Figure content listings

::::::::

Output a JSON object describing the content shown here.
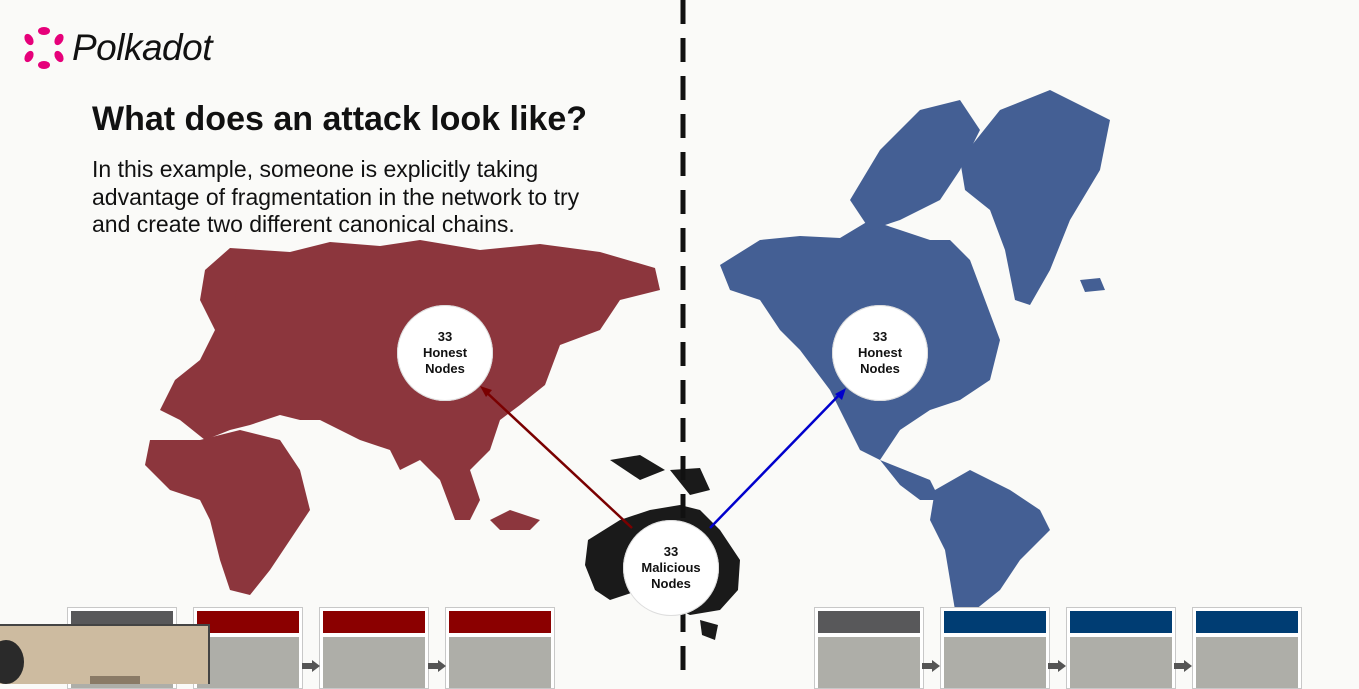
{
  "brand": {
    "name": "Polkadot",
    "color": "#e6007a"
  },
  "slide": {
    "title": "What does an attack look like?",
    "description": "In this example, someone is explicitly taking advantage of fragmentation in the network to try and create two different canonical chains."
  },
  "nodes": {
    "left": {
      "count": "33",
      "line1": "Honest",
      "line2": "Nodes"
    },
    "right": {
      "count": "33",
      "line1": "Honest",
      "line2": "Nodes"
    },
    "malicious": {
      "count": "33",
      "line1": "Malicious",
      "line2": "Nodes"
    }
  },
  "colors": {
    "left_region": "#8c363d",
    "right_region": "#445f94",
    "malicious_region": "#1a1a1a",
    "left_chain_header": "#8b0000",
    "right_chain_header": "#003d73",
    "genesis_header": "#58585a",
    "block_body": "#aeaea8"
  },
  "icons": {
    "logo": "polkadot-logo-icon",
    "left_arrow": "arrow-icon",
    "right_arrow": "arrow-icon"
  }
}
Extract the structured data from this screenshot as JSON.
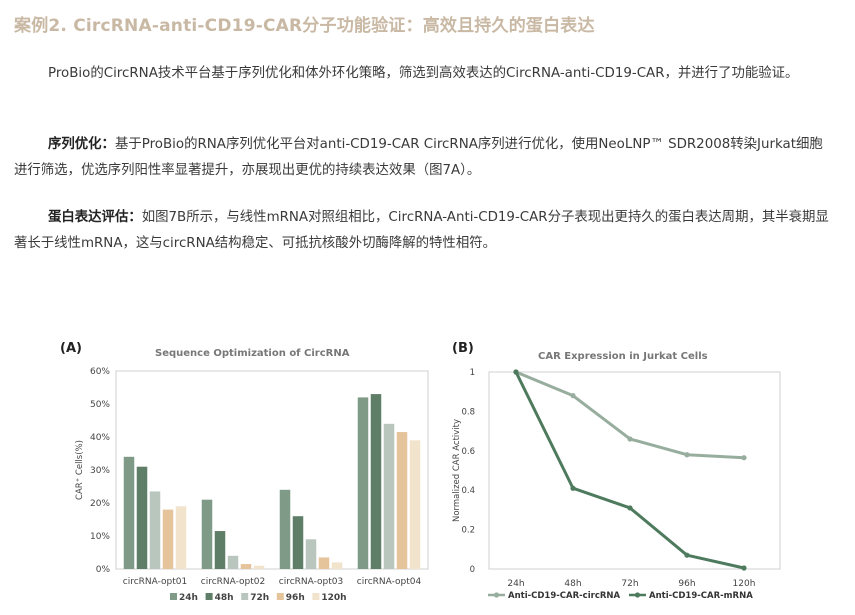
{
  "title": "案例2. CircRNA-anti-CD19-CAR分子功能验证：高效且持久的蛋白表达",
  "paragraphs": {
    "intro": "ProBio的CircRNA技术平台基于序列优化和体外环化策略，筛选到高效表达的CircRNA-anti-CD19-CAR，并进行了功能验证。",
    "seq_label": "序列优化：",
    "seq_text": "基于ProBio的RNA序列优化平台对anti-CD19-CAR CircRNA序列进行优化，使用NeoLNP™ SDR2008转染Jurkat细胞进行筛选，优选序列阳性率显著提升，亦展现出更优的持续表达效果（图7A）。",
    "expr_label": "蛋白表达评估：",
    "expr_text": "如图7B所示，与线性mRNA对照组相比，CircRNA-Anti-CD19-CAR分子表现出更持久的蛋白表达周期，其半衰期显著长于线性mRNA，这与circRNA结构稳定、可抵抗核酸外切酶降解的特性相符。"
  },
  "panels": {
    "a_label": "(A)",
    "b_label": "(B)"
  },
  "chart_data": [
    {
      "type": "bar",
      "title": "Sequence Optimization of CircRNA",
      "ylabel": "CAR⁺ Cells(%)",
      "xlabel": "",
      "ylim": [
        0,
        60
      ],
      "yticks": [
        "0%",
        "10%",
        "20%",
        "30%",
        "40%",
        "50%",
        "60%"
      ],
      "categories": [
        "circRNA-opt01",
        "circRNA-opt02",
        "circRNA-opt03",
        "circRNA-opt04"
      ],
      "series": [
        {
          "name": "24h",
          "color": "#7f9b87",
          "values": [
            34,
            21,
            24,
            52
          ]
        },
        {
          "name": "48h",
          "color": "#5f7e68",
          "values": [
            31,
            11.5,
            16,
            53
          ]
        },
        {
          "name": "72h",
          "color": "#b8c6bd",
          "values": [
            23.5,
            4,
            9,
            44
          ]
        },
        {
          "name": "96h",
          "color": "#e6c49b",
          "values": [
            18,
            1.5,
            3.5,
            41.5
          ]
        },
        {
          "name": "120h",
          "color": "#f2e3cc",
          "values": [
            19,
            1,
            2,
            39
          ]
        }
      ],
      "legend": "bottom"
    },
    {
      "type": "line",
      "title": "CAR Expression in Jurkat Cells",
      "ylabel": "Normalized CAR Activity",
      "xlabel": "",
      "ylim": [
        0,
        1
      ],
      "yticks": [
        "0",
        "0.2",
        "0.4",
        "0.6",
        "0.8",
        "1"
      ],
      "x": [
        "24h",
        "48h",
        "72h",
        "96h",
        "120h"
      ],
      "series": [
        {
          "name": "Anti-CD19-CAR-circRNA",
          "color": "#97ad9e",
          "values": [
            1,
            0.88,
            0.66,
            0.58,
            0.565
          ]
        },
        {
          "name": "Anti-CD19-CAR-mRNA",
          "color": "#4e7a5d",
          "values": [
            1,
            0.41,
            0.31,
            0.07,
            0.005
          ]
        }
      ],
      "legend": "bottom"
    }
  ]
}
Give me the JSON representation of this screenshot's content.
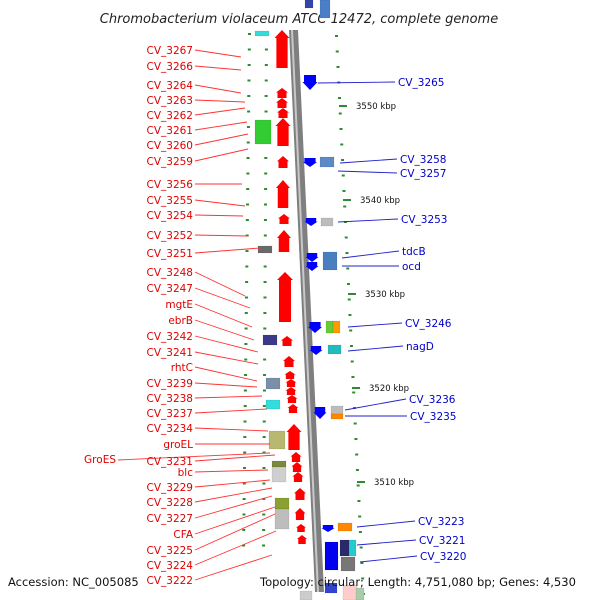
{
  "title": "Chromobacterium violaceum ATCC 12472, complete genome",
  "accession": "Accession: NC_005085",
  "topology": "Topology: circular; Length: 4,751,080 bp; Genes: 4,530",
  "colors": {
    "forward": "#ff0000",
    "reverse": "#0000ff",
    "backbone": "#7f7f7f",
    "tick": "#2e8b2e"
  },
  "scale_marks": [
    "3550 kbp",
    "3540 kbp",
    "3530 kbp",
    "3520 kbp",
    "3510 kbp"
  ],
  "left_labels": [
    "CV_3267",
    "CV_3266",
    "CV_3264",
    "CV_3263",
    "CV_3262",
    "CV_3261",
    "CV_3260",
    "CV_3259",
    "CV_3256",
    "CV_3255",
    "CV_3254",
    "CV_3252",
    "CV_3251",
    "CV_3248",
    "CV_3247",
    "mgtE",
    "ebrB",
    "CV_3242",
    "CV_3241",
    "rhtC",
    "CV_3239",
    "CV_3238",
    "CV_3237",
    "CV_3234",
    "groEL",
    "CV_3231",
    "blc",
    "CV_3229",
    "CV_3228",
    "CV_3227",
    "CFA",
    "CV_3225",
    "CV_3224",
    "CV_3222"
  ],
  "groes_label": "GroES",
  "right_labels": [
    "CV_3265",
    "CV_3258",
    "CV_3257",
    "CV_3253",
    "tdcB",
    "ocd",
    "CV_3246",
    "nagD",
    "CV_3236",
    "CV_3235",
    "CV_3223",
    "CV_3221",
    "CV_3220"
  ]
}
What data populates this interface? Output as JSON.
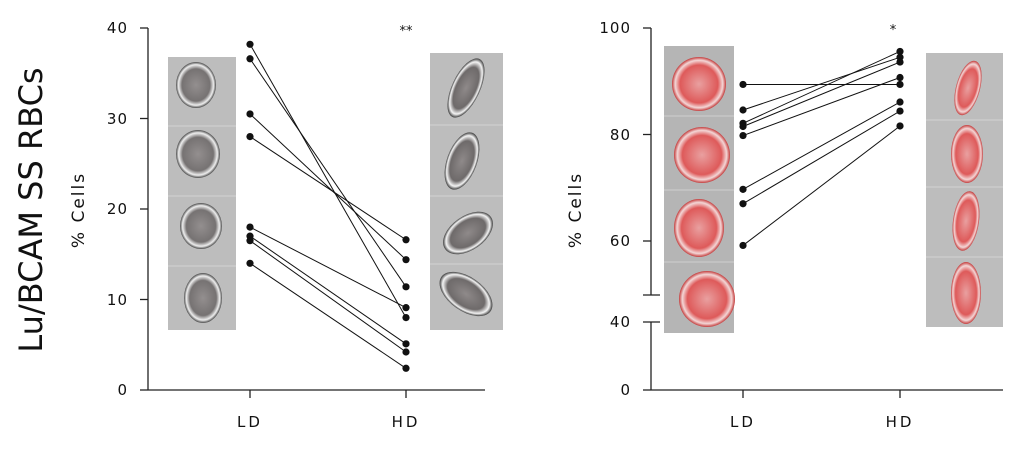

::::::::

> _The problem_
Leaving the pictures out, give back each line above exactly.

> _Output_
Output a JSON object describing the content shown here.
{
  "brand": {
    "name": "Polkadot",
    "color": "#e6007a"
  },
  "slide": {
    "title": "What does an attack look like?",
    "description": "In this example, someone is explicitly taking advantage of fragmentation in the network to try and create two different canonical chains."
  },
  "nodes": {
    "left": {
      "count": "33",
      "line1": "Honest",
      "line2": "Nodes"
    },
    "right": {
      "count": "33",
      "line1": "Honest",
      "line2": "Nodes"
    },
    "malicious": {
      "count": "33",
      "line1": "Malicious",
      "line2": "Nodes"
    }
  },
  "colors": {
    "left_region": "#8c363d",
    "right_region": "#445f94",
    "malicious_region": "#1a1a1a",
    "left_chain_header": "#8b0000",
    "right_chain_header": "#003d73",
    "genesis_header": "#58585a",
    "block_body": "#aeaea8"
  },
  "icons": {
    "logo": "polkadot-logo-icon",
    "left_arrow": "arrow-icon",
    "right_arrow": "arrow-icon"
  }
}
Extract the structured data from this screenshot as JSON.
{
  "title": "案例2. CircRNA-anti-CD19-CAR分子功能验证：高效且持久的蛋白表达",
  "paragraphs": {
    "intro": "ProBio的CircRNA技术平台基于序列优化和体外环化策略，筛选到高效表达的CircRNA-anti-CD19-CAR，并进行了功能验证。",
    "seq_label": "序列优化：",
    "seq_text": "基于ProBio的RNA序列优化平台对anti-CD19-CAR CircRNA序列进行优化，使用NeoLNP™ SDR2008转染Jurkat细胞进行筛选，优选序列阳性率显著提升，亦展现出更优的持续表达效果（图7A）。",
    "expr_label": "蛋白表达评估：",
    "expr_text": "如图7B所示，与线性mRNA对照组相比，CircRNA-Anti-CD19-CAR分子表现出更持久的蛋白表达周期，其半衰期显著长于线性mRNA，这与circRNA结构稳定、可抵抗核酸外切酶降解的特性相符。"
  },
  "panels": {
    "a_label": "(A)",
    "b_label": "(B)"
  },
  "chart_data": [
    {
      "type": "bar",
      "title": "Sequence Optimization of CircRNA",
      "ylabel": "CAR⁺ Cells(%)",
      "xlabel": "",
      "ylim": [
        0,
        60
      ],
      "yticks": [
        "0%",
        "10%",
        "20%",
        "30%",
        "40%",
        "50%",
        "60%"
      ],
      "categories": [
        "circRNA-opt01",
        "circRNA-opt02",
        "circRNA-opt03",
        "circRNA-opt04"
      ],
      "series": [
        {
          "name": "24h",
          "color": "#7f9b87",
          "values": [
            34,
            21,
            24,
            52
          ]
        },
        {
          "name": "48h",
          "color": "#5f7e68",
          "values": [
            31,
            11.5,
            16,
            53
          ]
        },
        {
          "name": "72h",
          "color": "#b8c6bd",
          "values": [
            23.5,
            4,
            9,
            44
          ]
        },
        {
          "name": "96h",
          "color": "#e6c49b",
          "values": [
            18,
            1.5,
            3.5,
            41.5
          ]
        },
        {
          "name": "120h",
          "color": "#f2e3cc",
          "values": [
            19,
            1,
            2,
            39
          ]
        }
      ],
      "legend": "bottom"
    },
    {
      "type": "line",
      "title": "CAR Expression in Jurkat Cells",
      "ylabel": "Normalized CAR Activity",
      "xlabel": "",
      "ylim": [
        0,
        1
      ],
      "yticks": [
        "0",
        "0.2",
        "0.4",
        "0.6",
        "0.8",
        "1"
      ],
      "x": [
        "24h",
        "48h",
        "72h",
        "96h",
        "120h"
      ],
      "series": [
        {
          "name": "Anti-CD19-CAR-circRNA",
          "color": "#97ad9e",
          "values": [
            1,
            0.88,
            0.66,
            0.58,
            0.565
          ]
        },
        {
          "name": "Anti-CD19-CAR-mRNA",
          "color": "#4e7a5d",
          "values": [
            1,
            0.41,
            0.31,
            0.07,
            0.005
          ]
        }
      ],
      "legend": "bottom"
    }
  ]
}
Give me the JSON representation of this screenshot's content.
{
  "title": "Chromobacterium violaceum ATCC 12472, complete genome",
  "accession": "Accession: NC_005085",
  "topology": "Topology: circular; Length: 4,751,080 bp; Genes: 4,530",
  "colors": {
    "forward": "#ff0000",
    "reverse": "#0000ff",
    "backbone": "#7f7f7f",
    "tick": "#2e8b2e"
  },
  "scale_marks": [
    "3550 kbp",
    "3540 kbp",
    "3530 kbp",
    "3520 kbp",
    "3510 kbp"
  ],
  "left_labels": [
    "CV_3267",
    "CV_3266",
    "CV_3264",
    "CV_3263",
    "CV_3262",
    "CV_3261",
    "CV_3260",
    "CV_3259",
    "CV_3256",
    "CV_3255",
    "CV_3254",
    "CV_3252",
    "CV_3251",
    "CV_3248",
    "CV_3247",
    "mgtE",
    "ebrB",
    "CV_3242",
    "CV_3241",
    "rhtC",
    "CV_3239",
    "CV_3238",
    "CV_3237",
    "CV_3234",
    "groEL",
    "CV_3231",
    "blc",
    "CV_3229",
    "CV_3228",
    "CV_3227",
    "CFA",
    "CV_3225",
    "CV_3224",
    "CV_3222"
  ],
  "groes_label": "GroES",
  "right_labels": [
    "CV_3265",
    "CV_3258",
    "CV_3257",
    "CV_3253",
    "tdcB",
    "ocd",
    "CV_3246",
    "nagD",
    "CV_3236",
    "CV_3235",
    "CV_3223",
    "CV_3221",
    "CV_3220"
  ]
}
What data populates this interface? Output as JSON.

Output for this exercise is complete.